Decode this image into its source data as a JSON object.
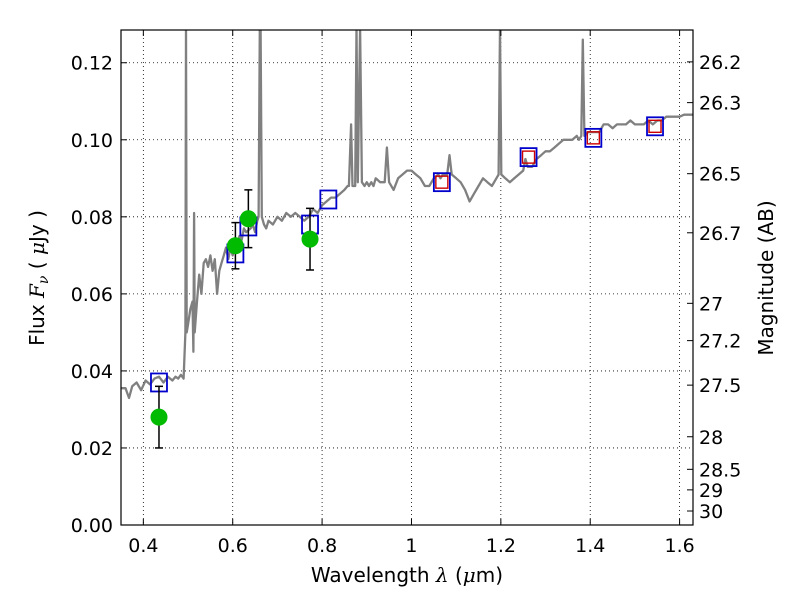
{
  "chart_data": {
    "type": "line",
    "title": "",
    "xlabel": "Wavelength",
    "xlabel_math": "λ",
    "xlabel_unit_open": " (",
    "xlabel_unit_math": "μ",
    "xlabel_unit_close": "m)",
    "ylabel": "Flux",
    "ylabel_math": "F",
    "ylabel_math_sub": "ν",
    "ylabel_unit_open": "( ",
    "ylabel_unit_math": "μ",
    "ylabel_unit_close": "Jy )",
    "y2label": "Magnitude (AB)",
    "xlim": [
      0.35,
      1.63
    ],
    "ylim": [
      0.0,
      0.1285
    ],
    "grid": true,
    "legend": "none",
    "x_ticks": [
      0.4,
      0.6,
      0.8,
      1.0,
      1.2,
      1.4,
      1.6
    ],
    "x_tick_labels": [
      "0.4",
      "0.6",
      "0.8",
      "1",
      "1.2",
      "1.4",
      "1.6"
    ],
    "y_ticks": [
      0.0,
      0.02,
      0.04,
      0.06,
      0.08,
      0.1,
      0.12
    ],
    "y_tick_labels": [
      "0.00",
      "0.02",
      "0.04",
      "0.06",
      "0.08",
      "0.10",
      "0.12"
    ],
    "y2_ticks": [
      {
        "mag": 26.2,
        "label": "26.2"
      },
      {
        "mag": 26.3,
        "label": "26.3"
      },
      {
        "mag": 26.5,
        "label": "26.5"
      },
      {
        "mag": 26.7,
        "label": "26.7"
      },
      {
        "mag": 27.0,
        "label": "27"
      },
      {
        "mag": 27.2,
        "label": "27.2"
      },
      {
        "mag": 27.5,
        "label": "27.5"
      },
      {
        "mag": 28.0,
        "label": "28"
      },
      {
        "mag": 28.5,
        "label": "28.5"
      },
      {
        "mag": 29.0,
        "label": "29"
      },
      {
        "mag": 30.0,
        "label": "30"
      }
    ],
    "colors": {
      "template": "#808080",
      "observed": "#00bb00",
      "errorbar": "#000000",
      "model_box": "#0000cc",
      "model_marker": "#cc0000"
    },
    "template_spectrum": [
      [
        0.35,
        0.0355
      ],
      [
        0.36,
        0.0355
      ],
      [
        0.368,
        0.033
      ],
      [
        0.375,
        0.036
      ],
      [
        0.385,
        0.037
      ],
      [
        0.395,
        0.035
      ],
      [
        0.405,
        0.0375
      ],
      [
        0.415,
        0.0365
      ],
      [
        0.425,
        0.038
      ],
      [
        0.435,
        0.0385
      ],
      [
        0.445,
        0.037
      ],
      [
        0.455,
        0.0385
      ],
      [
        0.465,
        0.0375
      ],
      [
        0.472,
        0.0385
      ],
      [
        0.478,
        0.038
      ],
      [
        0.484,
        0.039
      ],
      [
        0.49,
        0.038
      ],
      [
        0.494,
        0.05
      ],
      [
        0.4955,
        0.129
      ],
      [
        0.497,
        0.05
      ],
      [
        0.5,
        0.052
      ],
      [
        0.505,
        0.056
      ],
      [
        0.51,
        0.058
      ],
      [
        0.512,
        0.045
      ],
      [
        0.5135,
        0.081
      ],
      [
        0.515,
        0.05
      ],
      [
        0.52,
        0.058
      ],
      [
        0.525,
        0.065
      ],
      [
        0.53,
        0.06
      ],
      [
        0.535,
        0.068
      ],
      [
        0.54,
        0.069
      ],
      [
        0.545,
        0.067
      ],
      [
        0.55,
        0.07
      ],
      [
        0.555,
        0.066
      ],
      [
        0.56,
        0.069
      ],
      [
        0.565,
        0.06
      ],
      [
        0.57,
        0.066
      ],
      [
        0.575,
        0.068
      ],
      [
        0.58,
        0.07
      ],
      [
        0.585,
        0.072
      ],
      [
        0.59,
        0.069
      ],
      [
        0.595,
        0.072
      ],
      [
        0.6,
        0.07
      ],
      [
        0.605,
        0.074
      ],
      [
        0.61,
        0.072
      ],
      [
        0.615,
        0.075
      ],
      [
        0.62,
        0.074
      ],
      [
        0.625,
        0.077
      ],
      [
        0.63,
        0.076
      ],
      [
        0.64,
        0.077
      ],
      [
        0.645,
        0.078
      ],
      [
        0.65,
        0.076
      ],
      [
        0.655,
        0.079
      ],
      [
        0.658,
        0.08
      ],
      [
        0.6605,
        0.129
      ],
      [
        0.6625,
        0.129
      ],
      [
        0.665,
        0.08
      ],
      [
        0.67,
        0.078
      ],
      [
        0.675,
        0.077
      ],
      [
        0.68,
        0.079
      ],
      [
        0.69,
        0.078
      ],
      [
        0.7,
        0.08
      ],
      [
        0.71,
        0.079
      ],
      [
        0.72,
        0.081
      ],
      [
        0.73,
        0.08
      ],
      [
        0.74,
        0.081
      ],
      [
        0.75,
        0.08
      ],
      [
        0.76,
        0.079
      ],
      [
        0.77,
        0.08
      ],
      [
        0.78,
        0.082
      ],
      [
        0.79,
        0.081
      ],
      [
        0.8,
        0.083
      ],
      [
        0.81,
        0.084
      ],
      [
        0.82,
        0.085
      ],
      [
        0.83,
        0.085
      ],
      [
        0.84,
        0.086
      ],
      [
        0.85,
        0.087
      ],
      [
        0.857,
        0.088
      ],
      [
        0.86,
        0.088
      ],
      [
        0.865,
        0.104
      ],
      [
        0.868,
        0.088
      ],
      [
        0.874,
        0.088
      ],
      [
        0.877,
        0.129
      ],
      [
        0.88,
        0.089
      ],
      [
        0.885,
        0.129
      ],
      [
        0.889,
        0.089
      ],
      [
        0.895,
        0.088
      ],
      [
        0.9,
        0.089
      ],
      [
        0.905,
        0.088
      ],
      [
        0.91,
        0.089
      ],
      [
        0.915,
        0.088
      ],
      [
        0.92,
        0.09
      ],
      [
        0.93,
        0.089
      ],
      [
        0.94,
        0.089
      ],
      [
        0.945,
        0.098
      ],
      [
        0.95,
        0.089
      ],
      [
        0.96,
        0.087
      ],
      [
        0.97,
        0.09
      ],
      [
        0.98,
        0.091
      ],
      [
        0.99,
        0.092
      ],
      [
        1.0,
        0.092
      ],
      [
        1.01,
        0.091
      ],
      [
        1.02,
        0.09
      ],
      [
        1.03,
        0.088
      ],
      [
        1.04,
        0.088
      ],
      [
        1.05,
        0.09
      ],
      [
        1.06,
        0.091
      ],
      [
        1.065,
        0.09
      ],
      [
        1.07,
        0.091
      ],
      [
        1.08,
        0.091
      ],
      [
        1.085,
        0.096
      ],
      [
        1.09,
        0.091
      ],
      [
        1.1,
        0.09
      ],
      [
        1.11,
        0.089
      ],
      [
        1.12,
        0.087
      ],
      [
        1.13,
        0.084
      ],
      [
        1.14,
        0.086
      ],
      [
        1.15,
        0.088
      ],
      [
        1.16,
        0.09
      ],
      [
        1.17,
        0.089
      ],
      [
        1.18,
        0.088
      ],
      [
        1.19,
        0.09
      ],
      [
        1.195,
        0.091
      ],
      [
        1.198,
        0.129
      ],
      [
        1.201,
        0.091
      ],
      [
        1.21,
        0.09
      ],
      [
        1.22,
        0.089
      ],
      [
        1.23,
        0.09
      ],
      [
        1.24,
        0.091
      ],
      [
        1.25,
        0.092
      ],
      [
        1.255,
        0.095
      ],
      [
        1.26,
        0.093
      ],
      [
        1.27,
        0.093
      ],
      [
        1.28,
        0.095
      ],
      [
        1.29,
        0.096
      ],
      [
        1.3,
        0.097
      ],
      [
        1.31,
        0.097
      ],
      [
        1.32,
        0.098
      ],
      [
        1.33,
        0.099
      ],
      [
        1.34,
        0.1
      ],
      [
        1.35,
        0.1
      ],
      [
        1.36,
        0.1
      ],
      [
        1.37,
        0.101
      ],
      [
        1.375,
        0.1
      ],
      [
        1.38,
        0.101
      ],
      [
        1.3835,
        0.126
      ],
      [
        1.387,
        0.101
      ],
      [
        1.395,
        0.102
      ],
      [
        1.41,
        0.102
      ],
      [
        1.42,
        0.102
      ],
      [
        1.43,
        0.104
      ],
      [
        1.44,
        0.104
      ],
      [
        1.45,
        0.103
      ],
      [
        1.46,
        0.104
      ],
      [
        1.47,
        0.104
      ],
      [
        1.48,
        0.104
      ],
      [
        1.49,
        0.105
      ],
      [
        1.5,
        0.104
      ],
      [
        1.51,
        0.104
      ],
      [
        1.52,
        0.104
      ],
      [
        1.53,
        0.105
      ],
      [
        1.54,
        0.104
      ],
      [
        1.55,
        0.105
      ],
      [
        1.56,
        0.105
      ],
      [
        1.57,
        0.106
      ],
      [
        1.58,
        0.106
      ],
      [
        1.59,
        0.106
      ],
      [
        1.6,
        0.106
      ],
      [
        1.61,
        0.1065
      ],
      [
        1.62,
        0.1065
      ],
      [
        1.63,
        0.1065
      ]
    ],
    "model_points": [
      {
        "x": 0.435,
        "y": 0.037,
        "marker": false
      },
      {
        "x": 0.606,
        "y": 0.0705,
        "marker": false
      },
      {
        "x": 0.635,
        "y": 0.0775,
        "marker": false
      },
      {
        "x": 0.773,
        "y": 0.078,
        "marker": false
      },
      {
        "x": 0.814,
        "y": 0.0845,
        "marker": false
      },
      {
        "x": 1.068,
        "y": 0.089,
        "marker": true
      },
      {
        "x": 1.262,
        "y": 0.0955,
        "marker": true
      },
      {
        "x": 1.407,
        "y": 0.1005,
        "marker": true
      },
      {
        "x": 1.545,
        "y": 0.1035,
        "marker": true
      }
    ],
    "observed_points": [
      {
        "x": 0.435,
        "y": 0.028,
        "err": 0.008
      },
      {
        "x": 0.606,
        "y": 0.0725,
        "err": 0.006
      },
      {
        "x": 0.635,
        "y": 0.0795,
        "err": 0.0075
      },
      {
        "x": 0.773,
        "y": 0.0742,
        "err": 0.008
      }
    ]
  }
}
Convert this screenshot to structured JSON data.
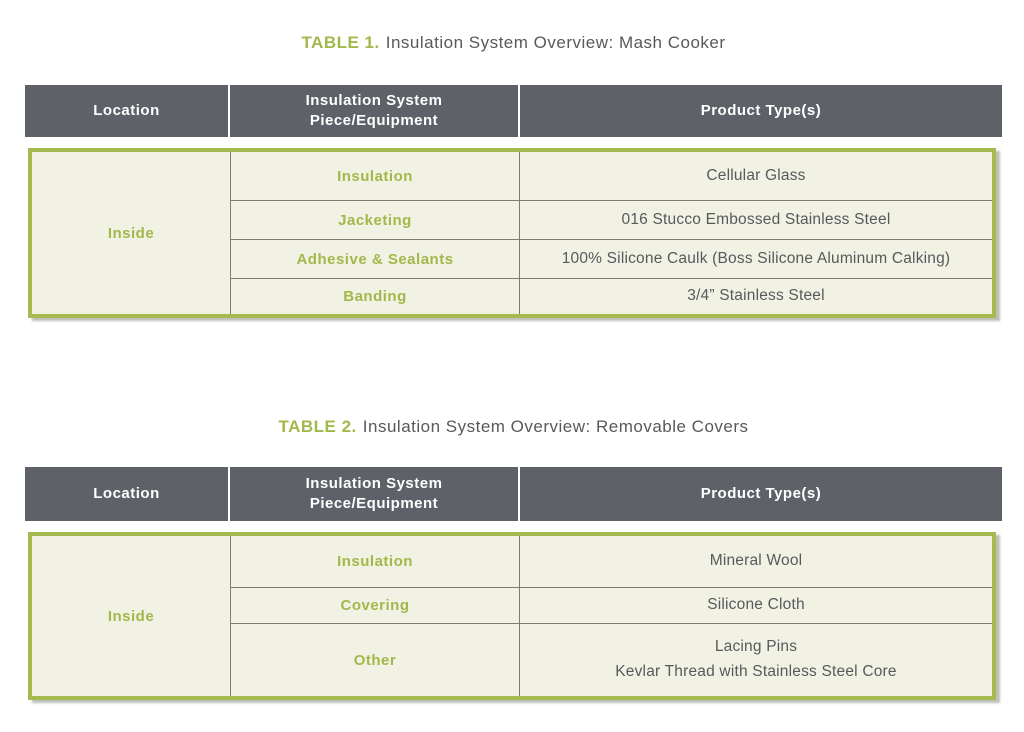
{
  "colors": {
    "green": "#a3b84b",
    "green_border": "#a5ba4f",
    "header_bg": "#5e6167",
    "header_text": "#ffffff",
    "body_bg": "#f1f2e4",
    "body_text": "#58595b",
    "row_border": "#7c7e71"
  },
  "tables": [
    {
      "title_label": "TABLE 1.",
      "title_text": "Insulation System Overview: Mash Cooker",
      "columns": [
        "Location",
        "Insulation System\nPiece/Equipment",
        "Product Type(s)"
      ],
      "location": "Inside",
      "rows": [
        {
          "piece": "Insulation",
          "product": "Cellular Glass"
        },
        {
          "piece": "Jacketing",
          "product": "016 Stucco Embossed Stainless Steel"
        },
        {
          "piece": "Adhesive & Sealants",
          "product": "100% Silicone Caulk (Boss Silicone Aluminum Calking)"
        },
        {
          "piece": "Banding",
          "product": "3/4” Stainless Steel"
        }
      ]
    },
    {
      "title_label": "TABLE 2.",
      "title_text": "Insulation System Overview: Removable Covers",
      "columns": [
        "Location",
        "Insulation System\nPiece/Equipment",
        "Product Type(s)"
      ],
      "location": "Inside",
      "rows": [
        {
          "piece": "Insulation",
          "product": "Mineral Wool"
        },
        {
          "piece": "Covering",
          "product": "Silicone Cloth"
        },
        {
          "piece": "Other",
          "product": "Lacing Pins\nKevlar Thread with Stainless Steel Core"
        }
      ]
    }
  ]
}
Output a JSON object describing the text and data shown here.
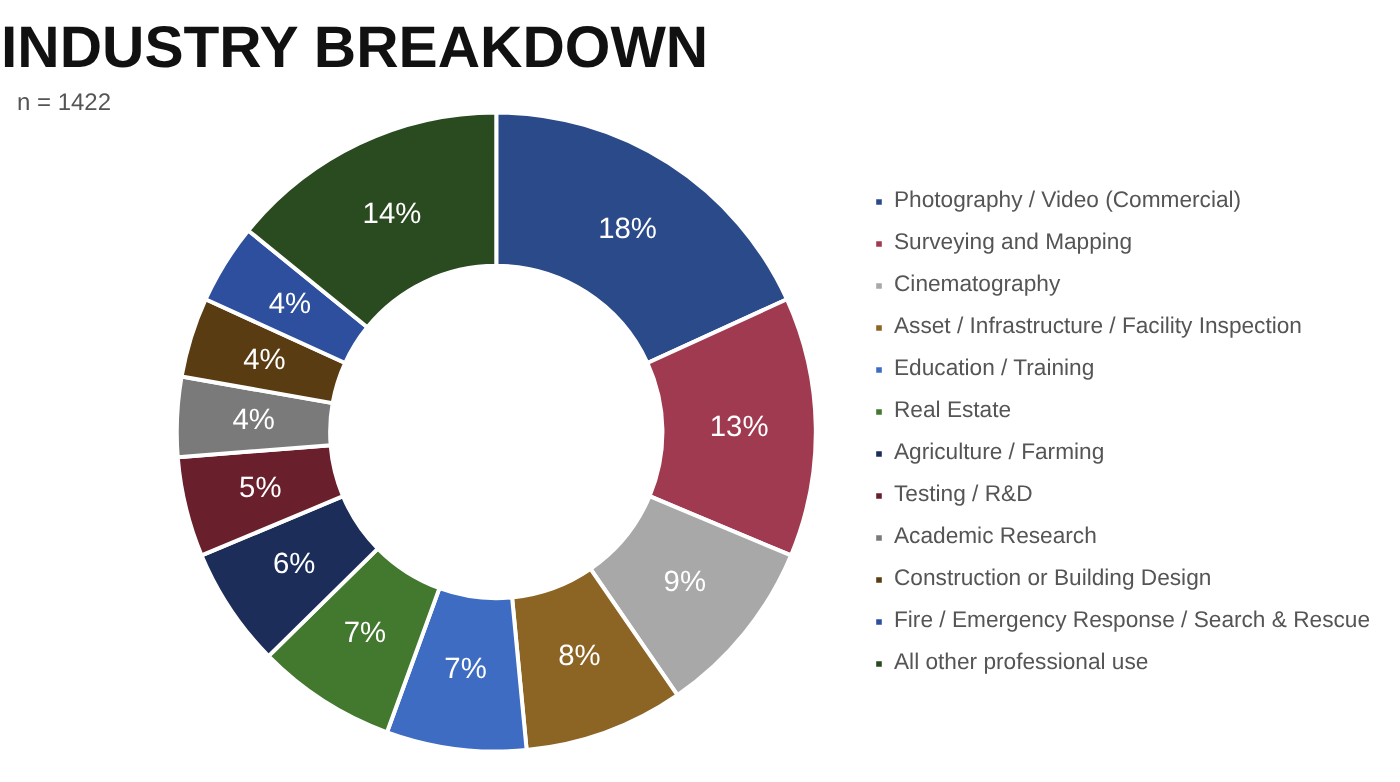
{
  "chart_data": {
    "type": "donut",
    "title": "INDUSTRY BREAKDOWN",
    "annotations": [
      "n = 1422"
    ],
    "categories": [
      "Photography / Video (Commercial)",
      "Surveying and Mapping",
      "Cinematography",
      "Asset / Infrastructure / Facility Inspection",
      "Education / Training",
      "Real Estate",
      "Agriculture / Farming",
      "Testing / R&D",
      "Academic Research",
      "Construction or Building Design",
      "Fire / Emergency Response / Search & Rescue",
      "All other professional use"
    ],
    "values": [
      18,
      13,
      9,
      8,
      7,
      7,
      6,
      5,
      4,
      4,
      4,
      14
    ],
    "value_labels": [
      "18%",
      "13%",
      "9%",
      "8%",
      "7%",
      "7%",
      "6%",
      "5%",
      "4%",
      "4%",
      "4%",
      "14%"
    ],
    "colors": [
      "#2b4a8a",
      "#a03a50",
      "#a8a8a8",
      "#8c6424",
      "#3d6cc2",
      "#43782f",
      "#1c2d5a",
      "#6a1f2c",
      "#7a7a7a",
      "#5a3c12",
      "#2d4f9e",
      "#2a4a20"
    ],
    "legend": "right"
  }
}
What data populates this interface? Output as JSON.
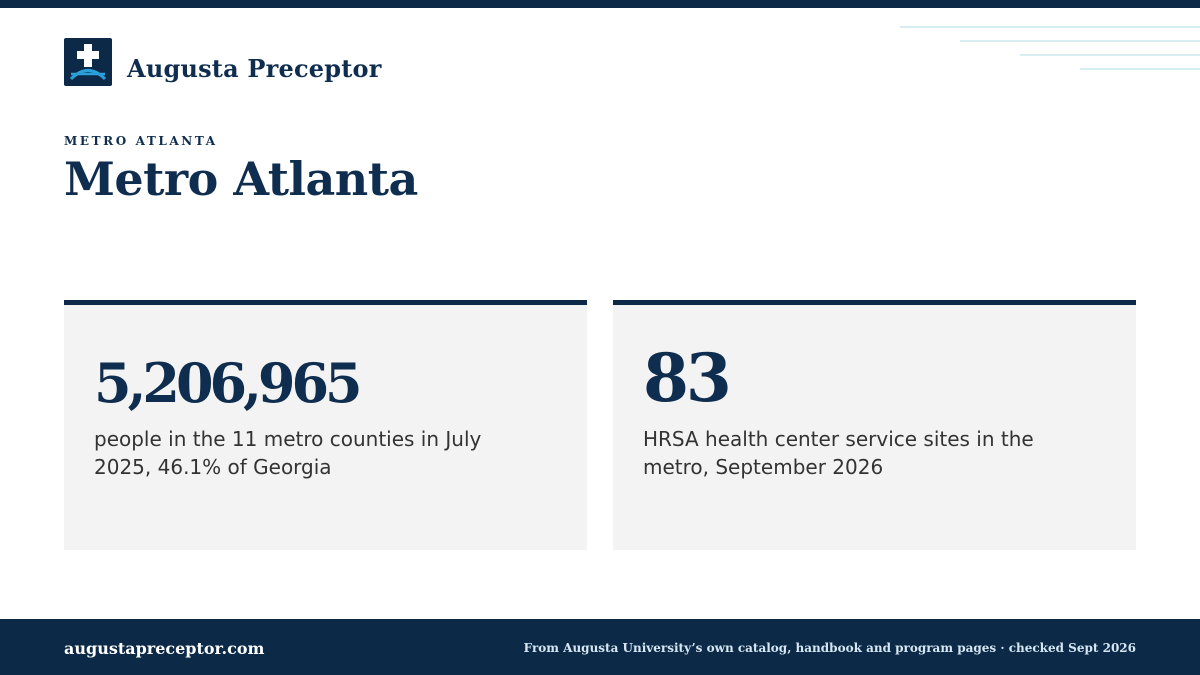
{
  "brand": {
    "name": "Augusta Preceptor",
    "logo_icon": "medical-cross-bridge-icon",
    "colors": {
      "navy": "#0c2a47",
      "accent_blue": "#2a9fd8",
      "card_bg": "#f3f3f3"
    }
  },
  "header": {
    "kicker": "METRO ATLANTA",
    "title": "Metro Atlanta"
  },
  "stats": [
    {
      "value": "5,206,965",
      "description": "people in the 11 metro counties in July 2025, 46.1% of Georgia"
    },
    {
      "value": "83",
      "description": "HRSA health center service sites in the metro, September 2026"
    }
  ],
  "footer": {
    "site": "augustapreceptor.com",
    "note": "From Augusta University’s own catalog, handbook and program pages · checked Sept 2026"
  }
}
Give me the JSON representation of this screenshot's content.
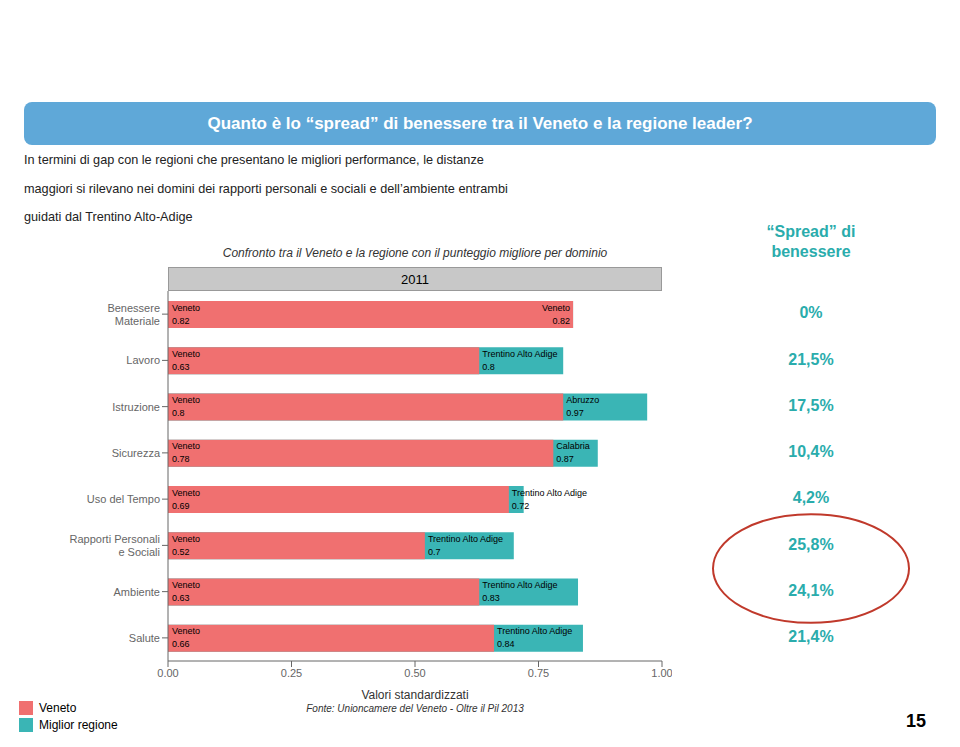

### What is expected:
Pull every line holding "Output" out of the records.

### Task response:
Output a JSON object describing the text and data shown here.
What data populates this interface? Output as JSON.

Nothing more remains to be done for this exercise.